• [Work instructions]: Every record should be written out exactly, with the pictures left out.

/---

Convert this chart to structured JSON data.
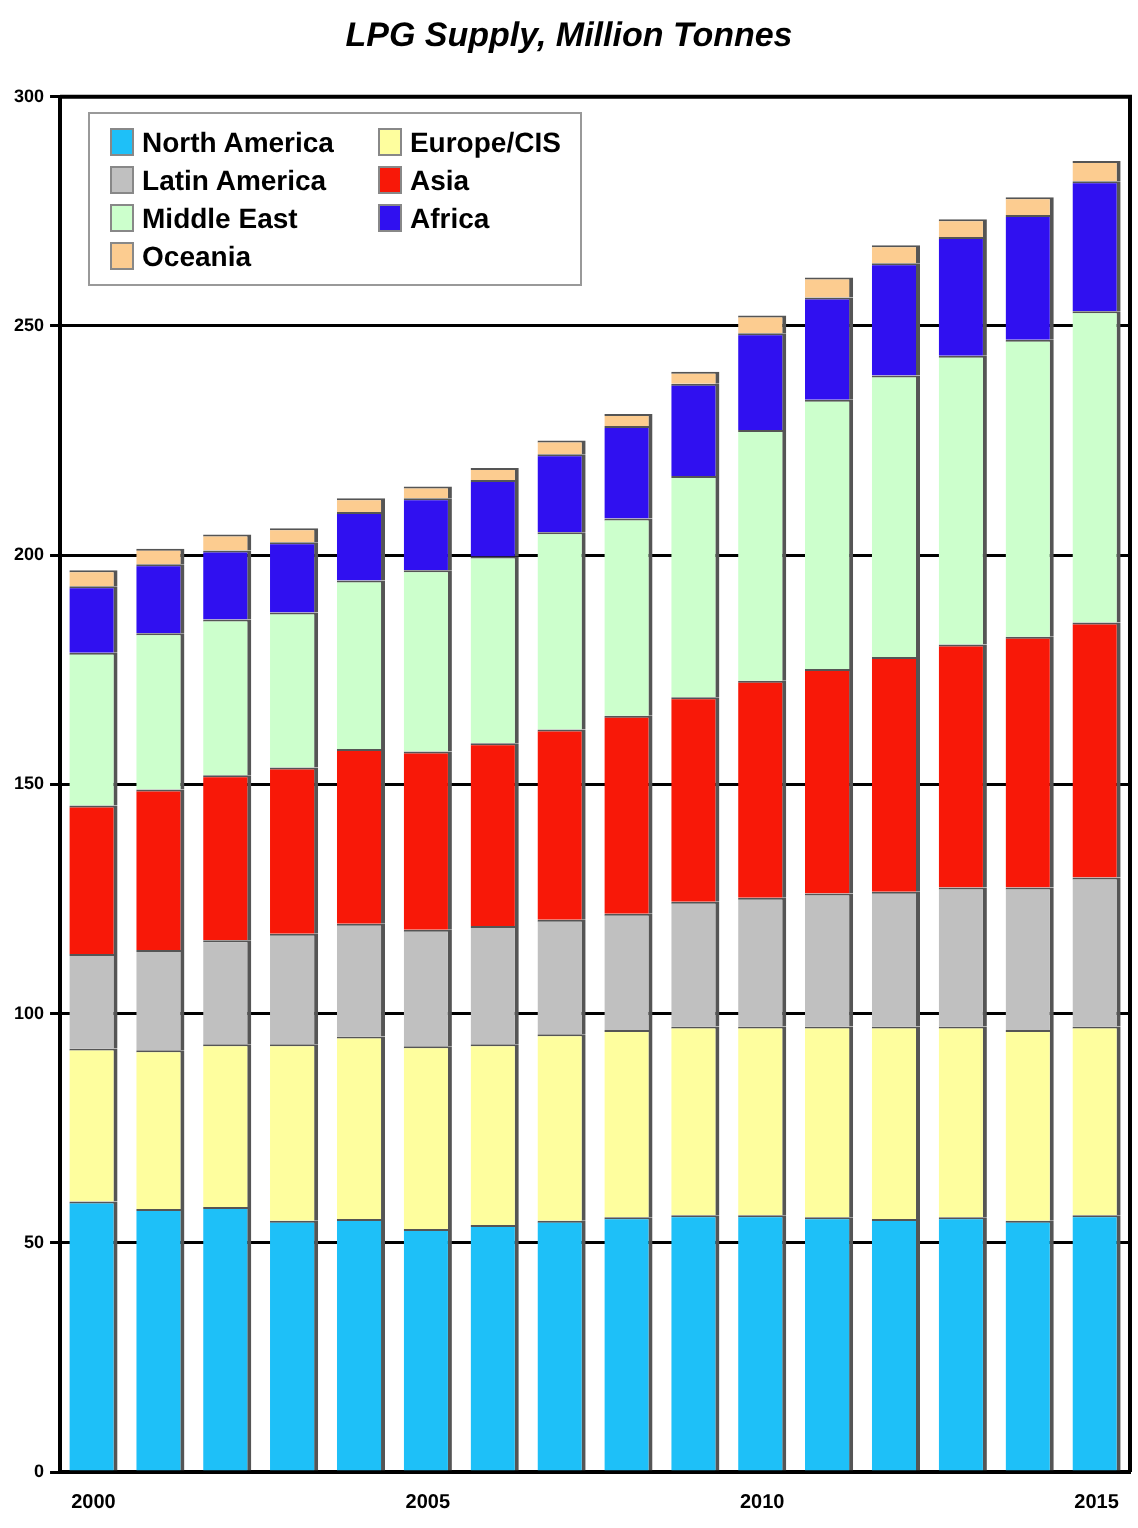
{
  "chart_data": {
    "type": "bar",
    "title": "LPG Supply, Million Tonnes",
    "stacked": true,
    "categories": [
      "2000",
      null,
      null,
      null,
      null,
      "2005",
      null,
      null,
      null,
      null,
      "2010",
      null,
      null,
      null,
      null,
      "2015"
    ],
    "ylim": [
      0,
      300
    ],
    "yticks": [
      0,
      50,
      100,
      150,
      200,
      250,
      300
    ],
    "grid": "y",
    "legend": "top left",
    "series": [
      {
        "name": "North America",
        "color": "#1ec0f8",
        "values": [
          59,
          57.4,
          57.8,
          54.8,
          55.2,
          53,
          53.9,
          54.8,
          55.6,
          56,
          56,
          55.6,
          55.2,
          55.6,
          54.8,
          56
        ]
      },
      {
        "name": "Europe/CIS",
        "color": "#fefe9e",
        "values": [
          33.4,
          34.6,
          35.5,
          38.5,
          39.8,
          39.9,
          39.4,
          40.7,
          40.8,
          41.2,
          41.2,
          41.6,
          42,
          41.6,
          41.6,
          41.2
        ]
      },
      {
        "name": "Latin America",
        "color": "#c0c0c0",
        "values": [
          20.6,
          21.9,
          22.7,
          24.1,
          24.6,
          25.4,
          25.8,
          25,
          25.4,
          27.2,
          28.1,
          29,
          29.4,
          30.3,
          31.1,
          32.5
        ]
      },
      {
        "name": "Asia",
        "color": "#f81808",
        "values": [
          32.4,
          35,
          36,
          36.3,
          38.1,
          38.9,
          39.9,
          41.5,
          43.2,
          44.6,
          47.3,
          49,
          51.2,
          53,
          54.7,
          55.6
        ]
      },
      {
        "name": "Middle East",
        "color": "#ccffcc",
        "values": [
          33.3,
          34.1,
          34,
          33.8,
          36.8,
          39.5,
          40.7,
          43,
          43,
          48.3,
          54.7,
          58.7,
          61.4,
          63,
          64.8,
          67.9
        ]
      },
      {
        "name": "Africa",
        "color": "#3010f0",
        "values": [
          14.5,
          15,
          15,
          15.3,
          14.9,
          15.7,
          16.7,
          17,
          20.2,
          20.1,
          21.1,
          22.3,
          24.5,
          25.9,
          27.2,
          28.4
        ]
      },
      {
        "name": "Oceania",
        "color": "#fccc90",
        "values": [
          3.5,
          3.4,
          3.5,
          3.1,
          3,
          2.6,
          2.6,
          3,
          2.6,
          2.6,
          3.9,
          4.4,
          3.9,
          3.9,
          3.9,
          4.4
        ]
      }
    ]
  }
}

\---

• [Task output]:
Convert this chart to structured JSON data.
{
  "chart_data": {
    "type": "bar",
    "title": "LPG Supply, Million Tonnes",
    "stacked": true,
    "categories": [
      "2000",
      null,
      null,
      null,
      null,
      "2005",
      null,
      null,
      null,
      null,
      "2010",
      null,
      null,
      null,
      null,
      "2015"
    ],
    "ylim": [
      0,
      300
    ],
    "yticks": [
      0,
      50,
      100,
      150,
      200,
      250,
      300
    ],
    "grid": "y",
    "legend": "top left",
    "series": [
      {
        "name": "North America",
        "color": "#1ec0f8",
        "values": [
          59,
          57.4,
          57.8,
          54.8,
          55.2,
          53,
          53.9,
          54.8,
          55.6,
          56,
          56,
          55.6,
          55.2,
          55.6,
          54.8,
          56
        ]
      },
      {
        "name": "Europe/CIS",
        "color": "#fefe9e",
        "values": [
          33.4,
          34.6,
          35.5,
          38.5,
          39.8,
          39.9,
          39.4,
          40.7,
          40.8,
          41.2,
          41.2,
          41.6,
          42,
          41.6,
          41.6,
          41.2
        ]
      },
      {
        "name": "Latin America",
        "color": "#c0c0c0",
        "values": [
          20.6,
          21.9,
          22.7,
          24.1,
          24.6,
          25.4,
          25.8,
          25,
          25.4,
          27.2,
          28.1,
          29,
          29.4,
          30.3,
          31.1,
          32.5
        ]
      },
      {
        "name": "Asia",
        "color": "#f81808",
        "values": [
          32.4,
          35,
          36,
          36.3,
          38.1,
          38.9,
          39.9,
          41.5,
          43.2,
          44.6,
          47.3,
          49,
          51.2,
          53,
          54.7,
          55.6
        ]
      },
      {
        "name": "Middle East",
        "color": "#ccffcc",
        "values": [
          33.3,
          34.1,
          34,
          33.8,
          36.8,
          39.5,
          40.7,
          43,
          43,
          48.3,
          54.7,
          58.7,
          61.4,
          63,
          64.8,
          67.9
        ]
      },
      {
        "name": "Africa",
        "color": "#3010f0",
        "values": [
          14.5,
          15,
          15,
          15.3,
          14.9,
          15.7,
          16.7,
          17,
          20.2,
          20.1,
          21.1,
          22.3,
          24.5,
          25.9,
          27.2,
          28.4
        ]
      },
      {
        "name": "Oceania",
        "color": "#fccc90",
        "values": [
          3.5,
          3.4,
          3.5,
          3.1,
          3,
          2.6,
          2.6,
          3,
          2.6,
          2.6,
          3.9,
          4.4,
          3.9,
          3.9,
          3.9,
          4.4
        ]
      }
    ]
  }
}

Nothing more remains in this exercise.